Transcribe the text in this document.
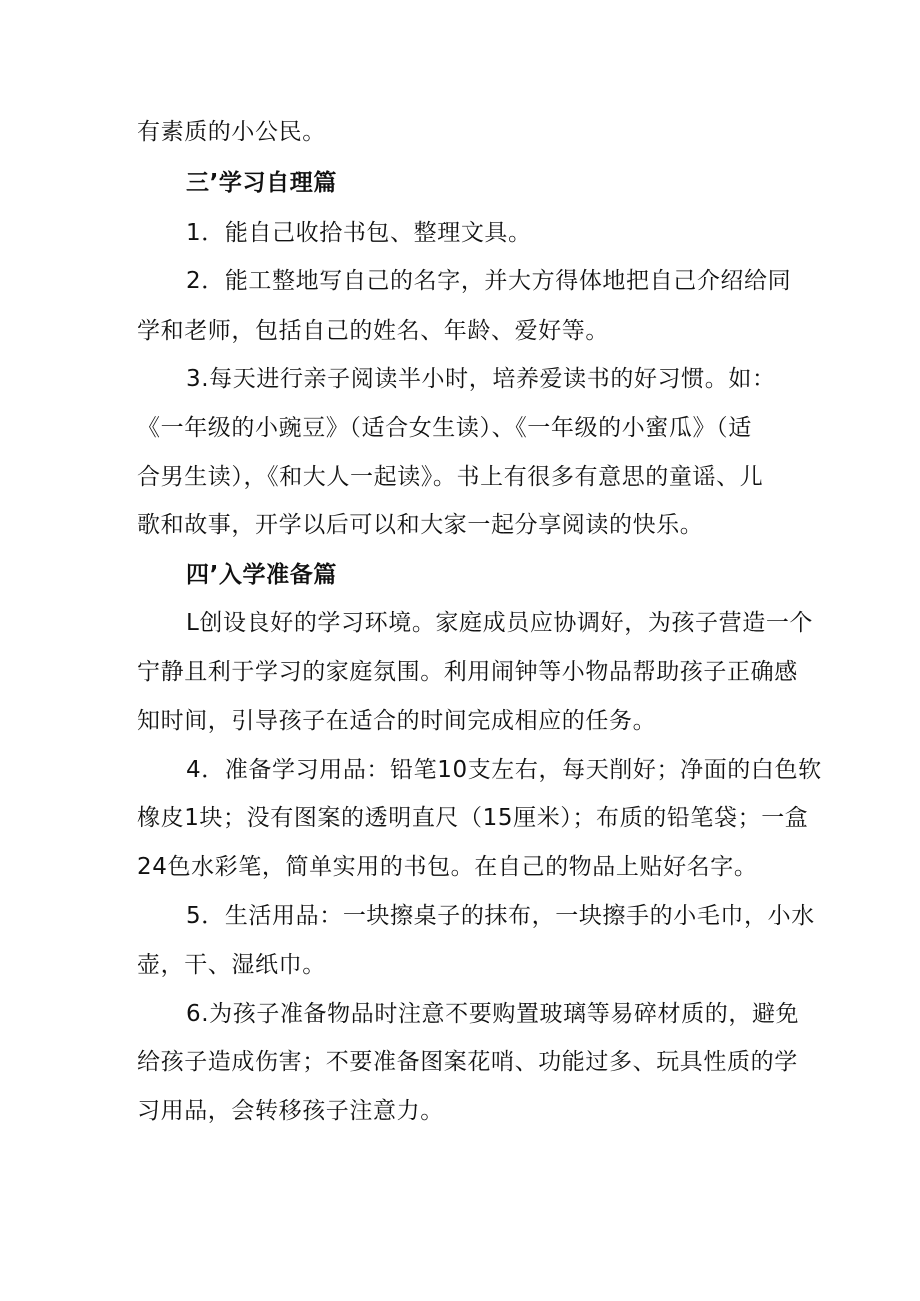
有素质的小公民。
三’学习自理篇
1．能自己收拾书包、整理文具。
2．能工整地写自己的名字，并大方得体地把自己介绍给同
学和老师，包括自己的姓名、年龄、爱好等。
3.每天进行亲子阅读半小时，培养爱读书的好习惯。如：
《一年级的小豌豆》（适合女生读）、《一年级的小蜜瓜》（适
合男生读），《和大人一起读》。书上有很多有意思的童谣、儿
歌和故事，开学以后可以和大家一起分享阅读的快乐。
四’入学准备篇
L创设良好的学习环境。家庭成员应协调好，为孩子营造一个
宁静且利于学习的家庭氛围。利用闹钟等小物品帮助孩子正确感
知时间，引导孩子在适合的时间完成相应的任务。
4．准备学习用品：铅笔10支左右，每天削好；净面的白色软
橡皮1块；没有图案的透明直尺（15厘米）；布质的铅笔袋；一盒
24色水彩笔，简单实用的书包。在自己的物品上贴好名字。
5．生活用品：一块擦桌子的抹布，一块擦手的小毛巾，小水
壶，干、湿纸巾。
6.为孩子准备物品时注意不要购置玻璃等易碎材质的，避免
给孩子造成伤害；不要准备图案花哨、功能过多、玩具性质的学
习用品，会转移孩子注意力。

### Instructions to follow
Exactly reproduce the entries above, minus the pictures.

### Complete output
Transcribe the text in this document.
有素质的小公民。
三’学习自理篇
1．能自己收拾书包、整理文具。
2．能工整地写自己的名字，并大方得体地把自己介绍给同
学和老师，包括自己的姓名、年龄、爱好等。
3.每天进行亲子阅读半小时，培养爱读书的好习惯。如：
《一年级的小豌豆》（适合女生读）、《一年级的小蜜瓜》（适
合男生读），《和大人一起读》。书上有很多有意思的童谣、儿
歌和故事，开学以后可以和大家一起分享阅读的快乐。
四’入学准备篇
L创设良好的学习环境。家庭成员应协调好，为孩子营造一个
宁静且利于学习的家庭氛围。利用闹钟等小物品帮助孩子正确感
知时间，引导孩子在适合的时间完成相应的任务。
4．准备学习用品：铅笔10支左右，每天削好；净面的白色软
橡皮1块；没有图案的透明直尺（15厘米）；布质的铅笔袋；一盒
24色水彩笔，简单实用的书包。在自己的物品上贴好名字。
5．生活用品：一块擦桌子的抹布，一块擦手的小毛巾，小水
壶，干、湿纸巾。
6.为孩子准备物品时注意不要购置玻璃等易碎材质的，避免
给孩子造成伤害；不要准备图案花哨、功能过多、玩具性质的学
习用品，会转移孩子注意力。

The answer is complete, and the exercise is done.